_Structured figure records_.
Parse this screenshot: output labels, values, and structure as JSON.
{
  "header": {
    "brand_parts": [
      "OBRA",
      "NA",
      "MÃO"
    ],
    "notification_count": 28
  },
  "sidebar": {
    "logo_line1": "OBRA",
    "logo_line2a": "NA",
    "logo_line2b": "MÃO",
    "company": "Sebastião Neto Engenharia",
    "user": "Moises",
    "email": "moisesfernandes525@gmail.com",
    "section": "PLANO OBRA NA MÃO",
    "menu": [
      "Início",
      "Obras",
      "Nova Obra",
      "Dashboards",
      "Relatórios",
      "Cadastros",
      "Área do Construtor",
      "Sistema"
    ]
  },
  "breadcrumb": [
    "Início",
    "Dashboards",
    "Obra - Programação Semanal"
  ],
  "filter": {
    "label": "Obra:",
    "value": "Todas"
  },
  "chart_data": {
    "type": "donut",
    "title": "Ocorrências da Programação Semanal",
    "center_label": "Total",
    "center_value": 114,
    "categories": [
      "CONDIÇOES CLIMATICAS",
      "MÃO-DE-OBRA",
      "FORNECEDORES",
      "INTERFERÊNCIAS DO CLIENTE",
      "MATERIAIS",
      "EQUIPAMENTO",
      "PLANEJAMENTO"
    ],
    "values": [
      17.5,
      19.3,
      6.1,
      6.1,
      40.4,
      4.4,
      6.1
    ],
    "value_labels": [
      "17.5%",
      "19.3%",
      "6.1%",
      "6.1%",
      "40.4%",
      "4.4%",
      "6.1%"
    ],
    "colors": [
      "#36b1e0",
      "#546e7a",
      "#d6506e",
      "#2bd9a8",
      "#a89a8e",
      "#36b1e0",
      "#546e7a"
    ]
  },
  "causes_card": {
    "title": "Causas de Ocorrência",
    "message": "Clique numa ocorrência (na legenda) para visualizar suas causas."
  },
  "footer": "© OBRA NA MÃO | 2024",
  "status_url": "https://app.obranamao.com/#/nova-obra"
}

_TO DO_. Each record should come back exactly as written.

_FULL RESPONSE_.
Parse this screenshot: output labels, values, and structure as JSON.
{
  "header": {
    "brand_parts": [
      "OBRA",
      "NA",
      "MÃO"
    ],
    "notification_count": 28
  },
  "sidebar": {
    "logo_line1": "OBRA",
    "logo_line2a": "NA",
    "logo_line2b": "MÃO",
    "company": "Sebastião Neto Engenharia",
    "user": "Moises",
    "email": "moisesfernandes525@gmail.com",
    "section": "PLANO OBRA NA MÃO",
    "menu": [
      "Início",
      "Obras",
      "Nova Obra",
      "Dashboards",
      "Relatórios",
      "Cadastros",
      "Área do Construtor",
      "Sistema"
    ]
  },
  "breadcrumb": [
    "Início",
    "Dashboards",
    "Obra - Programação Semanal"
  ],
  "filter": {
    "label": "Obra:",
    "value": "Todas"
  },
  "chart_data": {
    "type": "donut",
    "title": "Ocorrências da Programação Semanal",
    "center_label": "Total",
    "center_value": 114,
    "categories": [
      "CONDIÇOES CLIMATICAS",
      "MÃO-DE-OBRA",
      "FORNECEDORES",
      "INTERFERÊNCIAS DO CLIENTE",
      "MATERIAIS",
      "EQUIPAMENTO",
      "PLANEJAMENTO"
    ],
    "values": [
      17.5,
      19.3,
      6.1,
      6.1,
      40.4,
      4.4,
      6.1
    ],
    "value_labels": [
      "17.5%",
      "19.3%",
      "6.1%",
      "6.1%",
      "40.4%",
      "4.4%",
      "6.1%"
    ],
    "colors": [
      "#36b1e0",
      "#546e7a",
      "#d6506e",
      "#2bd9a8",
      "#a89a8e",
      "#36b1e0",
      "#546e7a"
    ]
  },
  "causes_card": {
    "title": "Causas de Ocorrência",
    "message": "Clique numa ocorrência (na legenda) para visualizar suas causas."
  },
  "footer": "© OBRA NA MÃO | 2024",
  "status_url": "https://app.obranamao.com/#/nova-obra"
}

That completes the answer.